▶ _Data extracted from a collection_:

________________________________________

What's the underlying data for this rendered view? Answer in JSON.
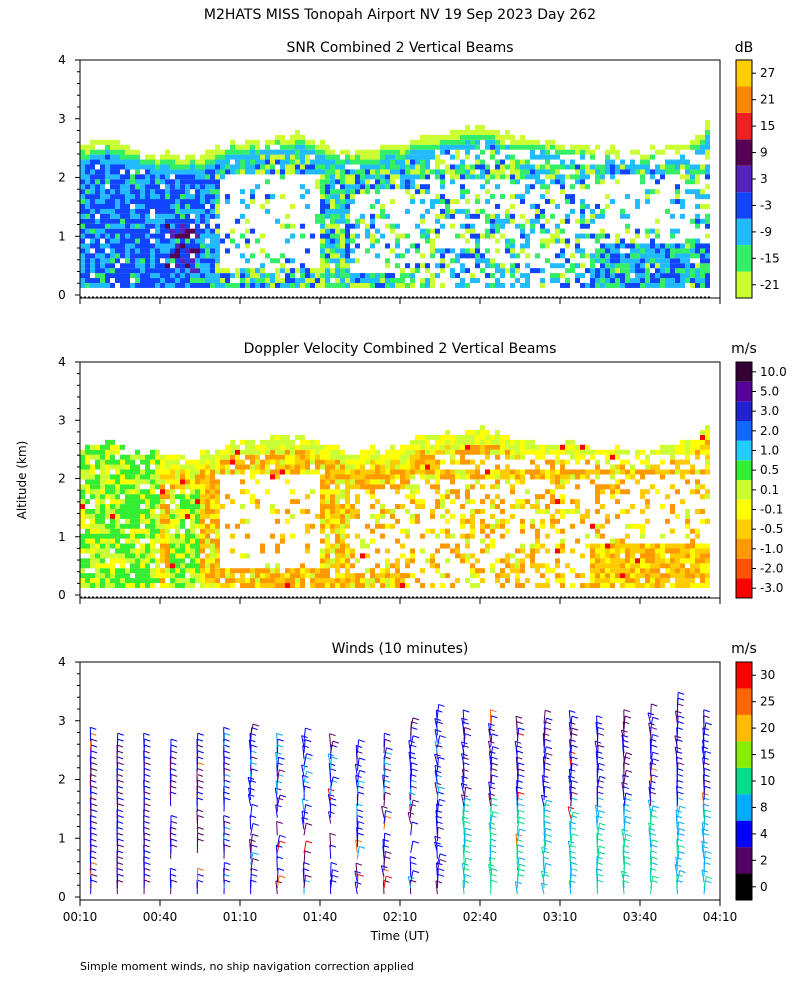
{
  "title": "M2HATS MISS Tonopah Airport NV  19 Sep 2023 Day 262",
  "ylabel": "Altitude (km)",
  "xlabel": "Time (UT)",
  "footnote": "Simple moment winds, no ship navigation correction applied",
  "x_ticks": [
    "00:10",
    "00:40",
    "01:10",
    "01:40",
    "02:10",
    "02:40",
    "03:10",
    "03:40",
    "04:10"
  ],
  "y_ticks": [
    "0",
    "1",
    "2",
    "3",
    "4"
  ],
  "colors": {
    "snr_scale": [
      "#ccff33",
      "#33ee66",
      "#22bbff",
      "#1144ff",
      "#5522bb",
      "#550055",
      "#ee2222",
      "#ff8800",
      "#ffcc00"
    ],
    "velocity_scale": [
      "#ff0000",
      "#ff5500",
      "#ff9900",
      "#ffcc00",
      "#ffff00",
      "#ccff33",
      "#33ee33",
      "#22ccff",
      "#1166ff",
      "#2222cc",
      "#550099",
      "#330033"
    ],
    "wind_scale": [
      "#000000",
      "#550066",
      "#0000ff",
      "#00aaff",
      "#00dd88",
      "#88ee00",
      "#ffbb00",
      "#ff6600",
      "#ff0000"
    ]
  },
  "chart_data": [
    {
      "type": "heatmap",
      "title": "SNR Combined 2 Vertical Beams",
      "unit": "dB",
      "ylim": [
        0,
        4
      ],
      "xlim": [
        "00:10",
        "04:10"
      ],
      "colorbar_ticks": [
        "-21",
        "-15",
        "-9",
        "-3",
        "3",
        "9",
        "15",
        "21",
        "27"
      ],
      "layer_top_km": [
        2.5,
        2.6,
        2.4,
        2.35,
        2.3,
        2.45,
        2.6,
        2.65,
        2.7,
        2.55,
        2.4,
        2.45,
        2.55,
        2.7,
        2.75,
        2.8,
        2.7,
        2.6,
        2.55,
        2.5,
        2.45,
        2.4,
        2.5,
        2.6,
        2.9
      ],
      "layer_top_times": [
        "00:10",
        "00:20",
        "00:30",
        "00:40",
        "00:50",
        "01:00",
        "01:10",
        "01:20",
        "01:30",
        "01:40",
        "01:50",
        "02:00",
        "02:10",
        "02:20",
        "02:30",
        "02:40",
        "02:50",
        "03:00",
        "03:10",
        "03:20",
        "03:30",
        "03:40",
        "03:50",
        "04:00",
        "04:05"
      ]
    },
    {
      "type": "heatmap",
      "title": "Doppler Velocity Combined 2 Vertical Beams",
      "unit": "m/s",
      "ylim": [
        0,
        4
      ],
      "xlim": [
        "00:10",
        "04:10"
      ],
      "colorbar_ticks": [
        "-3.0",
        "-2.0",
        "-1.0",
        "-0.5",
        "-0.1",
        "0.1",
        "0.5",
        "1.0",
        "2.0",
        "3.0",
        "5.0",
        "10.0"
      ]
    },
    {
      "type": "scatter",
      "title": "Winds (10 minutes)",
      "unit": "m/s",
      "ylim": [
        0,
        4
      ],
      "xlim": [
        "00:10",
        "04:10"
      ],
      "colorbar_ticks": [
        "0",
        "2",
        "4",
        "8",
        "10",
        "15",
        "20",
        "25",
        "30"
      ],
      "profile_times": [
        "00:14",
        "00:24",
        "00:34",
        "00:44",
        "00:54",
        "01:04",
        "01:14",
        "01:24",
        "01:34",
        "01:44",
        "01:54",
        "02:04",
        "02:14",
        "02:24",
        "02:34",
        "02:44",
        "02:54",
        "03:04",
        "03:14",
        "03:24",
        "03:34",
        "03:44",
        "03:54",
        "04:04"
      ],
      "profile_top_km": [
        2.7,
        2.6,
        2.6,
        2.5,
        2.6,
        2.75,
        2.8,
        2.6,
        2.7,
        2.6,
        2.5,
        2.6,
        2.9,
        3.1,
        3.0,
        3.05,
        2.9,
        3.0,
        3.0,
        2.9,
        3.0,
        3.1,
        3.3,
        3.0
      ]
    }
  ]
}
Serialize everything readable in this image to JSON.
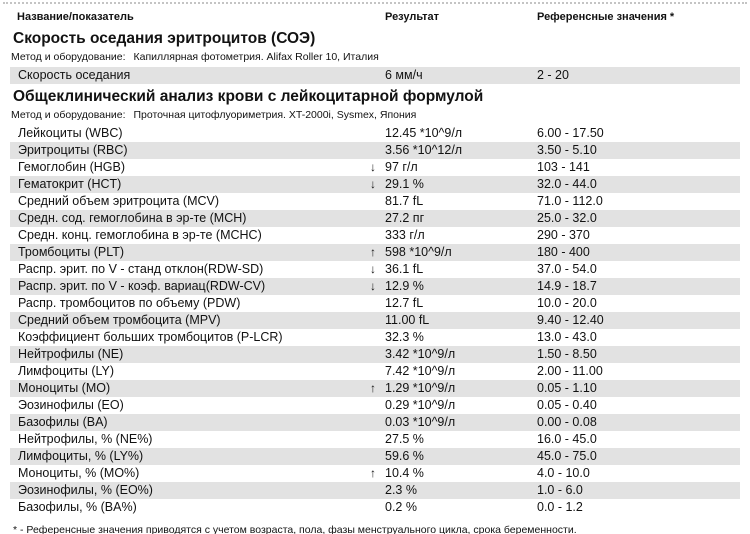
{
  "columns": {
    "name": "Название/показатель",
    "result": "Результат",
    "reference": "Референсные значения *"
  },
  "footnote": "* - Референсные значения приводятся с учетом возраста, пола, фазы менструального цикла, срока беременности.",
  "colors": {
    "row_shaded": "#e2e2e2",
    "dotted_line": "#c4c4c4",
    "text": "#121212"
  },
  "sections": [
    {
      "title": "Скорость оседания эритроцитов (СОЭ)",
      "method_label": "Метод и оборудование:",
      "method": "Капиллярная фотометрия. Alifax Roller 10, Италия",
      "rows": [
        {
          "name": "Скорость оседания",
          "flag": "",
          "result": "6 мм/ч",
          "reference": "2 - 20",
          "shaded": true
        }
      ]
    },
    {
      "title": "Общеклинический анализ крови с лейкоцитарной формулой",
      "method_label": "Метод и оборудование:",
      "method": "Проточная цитофлуориметрия. XT-2000i, Sysmex, Япония",
      "rows": [
        {
          "name": "Лейкоциты (WBC)",
          "flag": "",
          "result": "12.45 *10^9/л",
          "reference": "6.00 - 17.50",
          "shaded": false
        },
        {
          "name": "Эритроциты (RBC)",
          "flag": "",
          "result": "3.56 *10^12/л",
          "reference": "3.50 - 5.10",
          "shaded": true
        },
        {
          "name": "Гемоглобин (HGB)",
          "flag": "↓",
          "result": "97 г/л",
          "reference": "103 - 141",
          "shaded": false
        },
        {
          "name": "Гематокрит (HCT)",
          "flag": "↓",
          "result": "29.1 %",
          "reference": "32.0 - 44.0",
          "shaded": true
        },
        {
          "name": "Средний объем эритроцита (MCV)",
          "flag": "",
          "result": "81.7 fL",
          "reference": "71.0 - 112.0",
          "shaded": false
        },
        {
          "name": "Средн. сод. гемоглобина в эр-те (MCH)",
          "flag": "",
          "result": "27.2 пг",
          "reference": "25.0 - 32.0",
          "shaded": true
        },
        {
          "name": "Средн. конц. гемоглобина в эр-те (MCHC)",
          "flag": "",
          "result": "333 г/л",
          "reference": "290 - 370",
          "shaded": false
        },
        {
          "name": "Тромбоциты (PLT)",
          "flag": "↑",
          "result": "598 *10^9/л",
          "reference": "180 - 400",
          "shaded": true
        },
        {
          "name": "Распр. эрит. по V - станд отклон(RDW-SD)",
          "flag": "↓",
          "result": "36.1 fL",
          "reference": "37.0 - 54.0",
          "shaded": false
        },
        {
          "name": "Распр. эрит. по V - коэф. вариац(RDW-CV)",
          "flag": "↓",
          "result": "12.9 %",
          "reference": "14.9 - 18.7",
          "shaded": true
        },
        {
          "name": "Распр. тромбоцитов по объему (PDW)",
          "flag": "",
          "result": "12.7 fL",
          "reference": "10.0 - 20.0",
          "shaded": false
        },
        {
          "name": "Средний объем тромбоцита (MPV)",
          "flag": "",
          "result": "11.00 fL",
          "reference": "9.40 - 12.40",
          "shaded": true
        },
        {
          "name": "Коэффициент больших тромбоцитов (P-LCR)",
          "flag": "",
          "result": "32.3 %",
          "reference": "13.0 - 43.0",
          "shaded": false
        },
        {
          "name": "Нейтрофилы (NE)",
          "flag": "",
          "result": "3.42 *10^9/л",
          "reference": "1.50 - 8.50",
          "shaded": true
        },
        {
          "name": "Лимфоциты (LY)",
          "flag": "",
          "result": "7.42 *10^9/л",
          "reference": "2.00 - 11.00",
          "shaded": false
        },
        {
          "name": "Моноциты (MO)",
          "flag": "↑",
          "result": "1.29 *10^9/л",
          "reference": "0.05 - 1.10",
          "shaded": true
        },
        {
          "name": "Эозинофилы (EO)",
          "flag": "",
          "result": "0.29 *10^9/л",
          "reference": "0.05 - 0.40",
          "shaded": false
        },
        {
          "name": "Базофилы (BA)",
          "flag": "",
          "result": "0.03 *10^9/л",
          "reference": "0.00 - 0.08",
          "shaded": true
        },
        {
          "name": "Нейтрофилы, % (NE%)",
          "flag": "",
          "result": "27.5 %",
          "reference": "16.0 - 45.0",
          "shaded": false
        },
        {
          "name": "Лимфоциты, % (LY%)",
          "flag": "",
          "result": "59.6 %",
          "reference": "45.0 - 75.0",
          "shaded": true
        },
        {
          "name": "Моноциты, % (MO%)",
          "flag": "↑",
          "result": "10.4 %",
          "reference": "4.0 - 10.0",
          "shaded": false
        },
        {
          "name": "Эозинофилы, % (EO%)",
          "flag": "",
          "result": "2.3 %",
          "reference": "1.0 - 6.0",
          "shaded": true
        },
        {
          "name": "Базофилы, % (BA%)",
          "flag": "",
          "result": "0.2 %",
          "reference": "0.0 - 1.2",
          "shaded": false
        }
      ]
    }
  ]
}
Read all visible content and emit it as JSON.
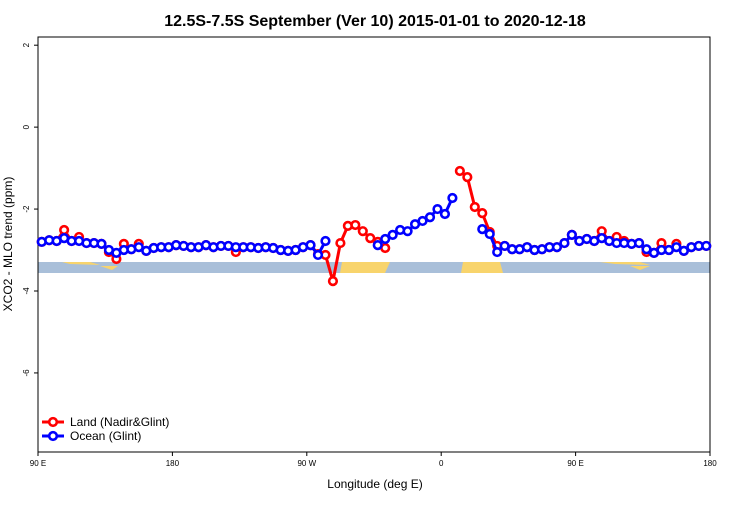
{
  "chart_data": {
    "type": "line",
    "title": "12.5S-7.5S September (Ver 10)   2015-01-01 to 2020-12-18",
    "x_label": "Longitude (deg E)",
    "y_label": "XCO2 - MLO trend (ppm)",
    "xlim": [
      90,
      540
    ],
    "xticks": [
      {
        "value": 90,
        "label": "90 E"
      },
      180,
      {
        "value": 270,
        "label": "90 W"
      },
      {
        "value": 360,
        "label": "0"
      },
      {
        "value": 450,
        "label": "90 E"
      },
      {
        "value": 540,
        "label": "180"
      }
    ],
    "ylim": [
      -7.93,
      2.2
    ],
    "yticks": [
      -6,
      -4,
      -2,
      0,
      2
    ],
    "legend": "bottom-left",
    "x": [
      92.5,
      97.5,
      102.5,
      107.5,
      112.5,
      117.5,
      122.5,
      127.5,
      132.5,
      137.5,
      142.5,
      147.5,
      152.5,
      157.5,
      162.5,
      167.5,
      172.5,
      177.5,
      182.5,
      187.5,
      192.5,
      197.5,
      202.5,
      207.5,
      212.5,
      217.5,
      222.5,
      227.5,
      232.5,
      237.5,
      242.5,
      247.5,
      252.5,
      257.5,
      262.5,
      267.5,
      272.5,
      277.5,
      282.5,
      287.5,
      292.5,
      297.5,
      302.5,
      307.5,
      312.5,
      317.5,
      322.5,
      327.5,
      332.5,
      337.5,
      342.5,
      347.5,
      352.5,
      357.5,
      362.5,
      367.5,
      372.5,
      377.5,
      382.5,
      387.5,
      392.5,
      397.5,
      402.5,
      407.5,
      412.5,
      417.5,
      422.5,
      427.5,
      432.5,
      437.5,
      442.5,
      447.5,
      452.5,
      457.5,
      462.5,
      467.5,
      472.5,
      477.5,
      482.5,
      487.5,
      492.5,
      497.5,
      502.5,
      507.5,
      512.5,
      517.5,
      522.5,
      527.5,
      532.5,
      537.5
    ],
    "series": [
      {
        "name": "Land (Nadir&Glint)",
        "color": "#ff0000",
        "values": [
          -2.8,
          -2.76,
          -2.78,
          -2.51,
          -2.78,
          -2.68,
          -2.83,
          -2.83,
          -2.85,
          -3.05,
          -3.22,
          -2.85,
          -2.98,
          -2.85,
          -3.02,
          -2.95,
          -2.93,
          -2.93,
          -2.88,
          -2.9,
          -2.93,
          -2.93,
          -2.88,
          -2.93,
          -2.9,
          -2.9,
          -3.05,
          -2.93,
          -2.93,
          -2.95,
          -2.93,
          -2.95,
          -3.0,
          -3.02,
          -3.0,
          -2.93,
          -2.88,
          -3.1,
          -3.12,
          -3.76,
          -2.83,
          -2.41,
          -2.39,
          -2.54,
          -2.71,
          -2.8,
          -2.95,
          null,
          null,
          null,
          null,
          null,
          null,
          null,
          null,
          null,
          -1.07,
          -1.22,
          -1.95,
          -2.1,
          -2.56,
          -2.9,
          -2.9,
          -2.98,
          -2.98,
          -2.93,
          -3.0,
          -2.98,
          -2.93,
          -2.93,
          -2.83,
          -2.63,
          -2.78,
          -2.73,
          -2.78,
          -2.54,
          -2.78,
          -2.68,
          -2.78,
          -2.85,
          -2.83,
          -3.05,
          -3.07,
          -2.83,
          -3.0,
          -2.85,
          -3.02,
          -2.93,
          -2.9,
          -2.9
        ]
      },
      {
        "name": "Ocean (Glint)",
        "color": "#0000ff",
        "values": [
          -2.8,
          -2.76,
          -2.78,
          -2.71,
          -2.78,
          -2.78,
          -2.83,
          -2.83,
          -2.85,
          -3.0,
          -3.07,
          -3.0,
          -2.98,
          -2.93,
          -3.02,
          -2.95,
          -2.93,
          -2.93,
          -2.88,
          -2.9,
          -2.93,
          -2.93,
          -2.88,
          -2.93,
          -2.9,
          -2.9,
          -2.93,
          -2.93,
          -2.93,
          -2.95,
          -2.93,
          -2.95,
          -3.0,
          -3.02,
          -3.0,
          -2.93,
          -2.88,
          -3.12,
          -2.78,
          null,
          null,
          null,
          null,
          null,
          null,
          -2.88,
          -2.73,
          -2.63,
          -2.51,
          -2.54,
          -2.37,
          -2.29,
          -2.2,
          -2.0,
          -2.12,
          -1.73,
          null,
          null,
          null,
          -2.49,
          -2.61,
          -3.05,
          -2.9,
          -2.98,
          -2.98,
          -2.93,
          -3.0,
          -2.98,
          -2.93,
          -2.93,
          -2.83,
          -2.63,
          -2.78,
          -2.73,
          -2.78,
          -2.71,
          -2.78,
          -2.83,
          -2.83,
          -2.85,
          -2.83,
          -2.98,
          -3.07,
          -3.0,
          -3.0,
          -2.93,
          -3.02,
          -2.93,
          -2.9,
          -2.9
        ]
      }
    ]
  }
}
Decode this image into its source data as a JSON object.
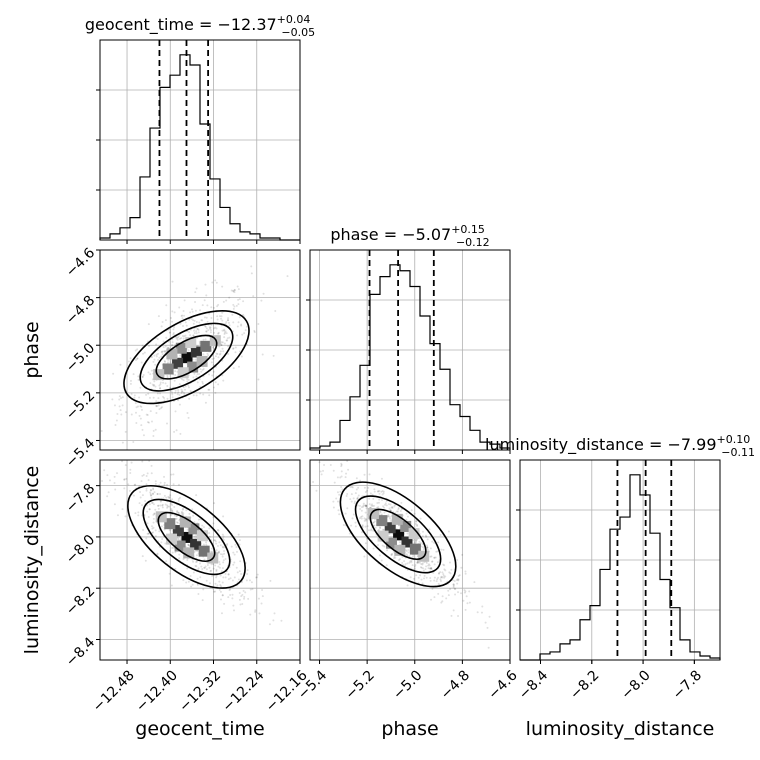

________________________________________

▶ _JOB_:
Pick out each line in the material containing "Glint".

▶ _TASK RESULT_:
        "name": "Land (Nadir&Glint)",
        "name": "Ocean (Glint)",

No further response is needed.